■ WRITTEN PROBLEM
Send back all the data below, exactly as given.

## Start DATASET

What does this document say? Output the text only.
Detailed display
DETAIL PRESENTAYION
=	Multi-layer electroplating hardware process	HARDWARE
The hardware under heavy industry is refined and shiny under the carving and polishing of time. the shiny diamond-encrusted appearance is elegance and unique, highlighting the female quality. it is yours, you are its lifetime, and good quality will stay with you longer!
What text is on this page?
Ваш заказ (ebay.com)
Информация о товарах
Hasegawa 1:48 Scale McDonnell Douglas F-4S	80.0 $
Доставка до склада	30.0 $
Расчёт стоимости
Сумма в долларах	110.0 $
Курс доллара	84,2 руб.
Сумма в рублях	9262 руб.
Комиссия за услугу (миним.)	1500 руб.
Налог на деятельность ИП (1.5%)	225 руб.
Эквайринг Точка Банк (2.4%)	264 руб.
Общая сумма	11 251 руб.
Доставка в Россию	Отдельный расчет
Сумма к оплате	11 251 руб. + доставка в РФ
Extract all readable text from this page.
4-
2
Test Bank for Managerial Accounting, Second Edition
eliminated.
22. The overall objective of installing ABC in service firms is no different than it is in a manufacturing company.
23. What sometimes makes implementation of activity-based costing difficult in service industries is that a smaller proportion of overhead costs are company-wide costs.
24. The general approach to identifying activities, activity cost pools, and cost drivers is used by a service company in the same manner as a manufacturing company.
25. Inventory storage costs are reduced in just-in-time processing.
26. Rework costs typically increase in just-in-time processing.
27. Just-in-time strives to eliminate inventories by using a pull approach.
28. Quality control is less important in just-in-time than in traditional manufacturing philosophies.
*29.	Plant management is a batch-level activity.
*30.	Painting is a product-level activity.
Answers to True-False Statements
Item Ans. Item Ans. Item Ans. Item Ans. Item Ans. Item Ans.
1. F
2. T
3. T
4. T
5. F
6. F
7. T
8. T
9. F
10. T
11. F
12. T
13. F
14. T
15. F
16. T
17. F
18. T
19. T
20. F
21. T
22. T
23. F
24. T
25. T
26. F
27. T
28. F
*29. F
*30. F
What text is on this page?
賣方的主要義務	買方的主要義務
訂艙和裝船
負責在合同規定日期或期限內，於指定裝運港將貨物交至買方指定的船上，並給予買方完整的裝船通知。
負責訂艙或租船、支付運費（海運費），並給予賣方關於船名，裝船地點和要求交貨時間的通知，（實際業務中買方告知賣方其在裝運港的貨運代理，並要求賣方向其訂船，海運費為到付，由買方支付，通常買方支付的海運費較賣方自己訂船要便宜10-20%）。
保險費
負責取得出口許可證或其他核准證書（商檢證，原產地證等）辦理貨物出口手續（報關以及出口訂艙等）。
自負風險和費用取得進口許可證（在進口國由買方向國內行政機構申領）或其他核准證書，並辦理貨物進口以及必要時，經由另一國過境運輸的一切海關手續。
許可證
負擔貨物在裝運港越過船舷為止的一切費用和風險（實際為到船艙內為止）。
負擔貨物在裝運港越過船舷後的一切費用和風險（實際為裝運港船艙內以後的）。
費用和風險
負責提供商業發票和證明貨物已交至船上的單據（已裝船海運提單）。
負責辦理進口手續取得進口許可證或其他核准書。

## End DATASET

■ CORRECT RESULT
What does this document say? Output the text only.
Detailed display
DETAIL PRESENTAYION
=	Multi-layer electroplating hardware process	HARDWARE
The hardware under heavy industry is refined and shiny under the carving and polishing of time. the shiny diamond-encrusted appearance is elegance and unique, highlighting the female quality. it is yours, you are its lifetime, and good quality will stay with you longer!
What text is on this page?
Ваш заказ (ebay.com)
Информация о товарах
Hasegawa 1:48 Scale McDonnell Douglas F-4S	80.0 $
Доставка до склада	30.0 $
Расчёт стоимости
Сумма в долларах	110.0 $
Курс доллара	84,2 руб.
Сумма в рублях	9262 руб.
Комиссия за услугу (миним.)	1500 руб.
Налог на деятельность ИП (1.5%)	225 руб.
Эквайринг Точка Банк (2.4%)	264 руб.
Общая сумма	11 251 руб.
Доставка в Россию	Отдельный расчет
Сумма к оплате	11 251 руб. + доставка в РФ
Extract all readable text from this page.
4-
2
Test Bank for Managerial Accounting, Second Edition
eliminated.
22. The overall objective of installing ABC in service firms is no different than it is in a manufacturing company.
23. What sometimes makes implementation of activity-based costing difficult in service industries is that a smaller proportion of overhead costs are company-wide costs.
24. The general approach to identifying activities, activity cost pools, and cost drivers is used by a service company in the same manner as a manufacturing company.
25. Inventory storage costs are reduced in just-in-time processing.
26. Rework costs typically increase in just-in-time processing.
27. Just-in-time strives to eliminate inventories by using a pull approach.
28. Quality control is less important in just-in-time than in traditional manufacturing philosophies.
*29.	Plant management is a batch-level activity.
*30.	Painting is a product-level activity.
Answers to True-False Statements
Item Ans. Item Ans. Item Ans. Item Ans. Item Ans. Item Ans.
1. F
2. T
3. T
4. T
5. F
6. F
7. T
8. T
9. F
10. T
11. F
12. T
13. F
14. T
15. F
16. T
17. F
18. T
19. T
20. F
21. T
22. T
23. F
24. T
25. T
26. F
27. T
28. F
*29. F
*30. F
What text is on this page?
賣方的主要義務	買方的主要義務
訂艙和裝船
負責在合同規定日期或期限內，於指定裝運港將貨物交至買方指定的船上，並給予買方完整的裝船通知。
負責訂艙或租船、支付運費（海運費），並給予賣方關於船名，裝船地點和要求交貨時間的通知，（實際業務中買方告知賣方其在裝運港的貨運代理，並要求賣方向其訂船，海運費為到付，由買方支付，通常買方支付的海運費較賣方自己訂船要便宜10-20%）。
保險費
負責取得出口許可證或其他核准證書（商檢證，原產地證等）辦理貨物出口手續（報關以及出口訂艙等）。
自負風險和費用取得進口許可證（在進口國由買方向國內行政機構申領）或其他核准證書，並辦理貨物進口以及必要時，經由另一國過境運輸的一切海關手續。
許可證
負擔貨物在裝運港越過船舷為止的一切費用和風險（實際為到船艙內為止）。
負擔貨物在裝運港越過船舷後的一切費用和風險（實際為裝運港船艙內以後的）。
費用和風險
負責提供商業發票和證明貨物已交至船上的單據（已裝船海運提單）。
負責辦理進口手續取得進口許可證或其他核准書。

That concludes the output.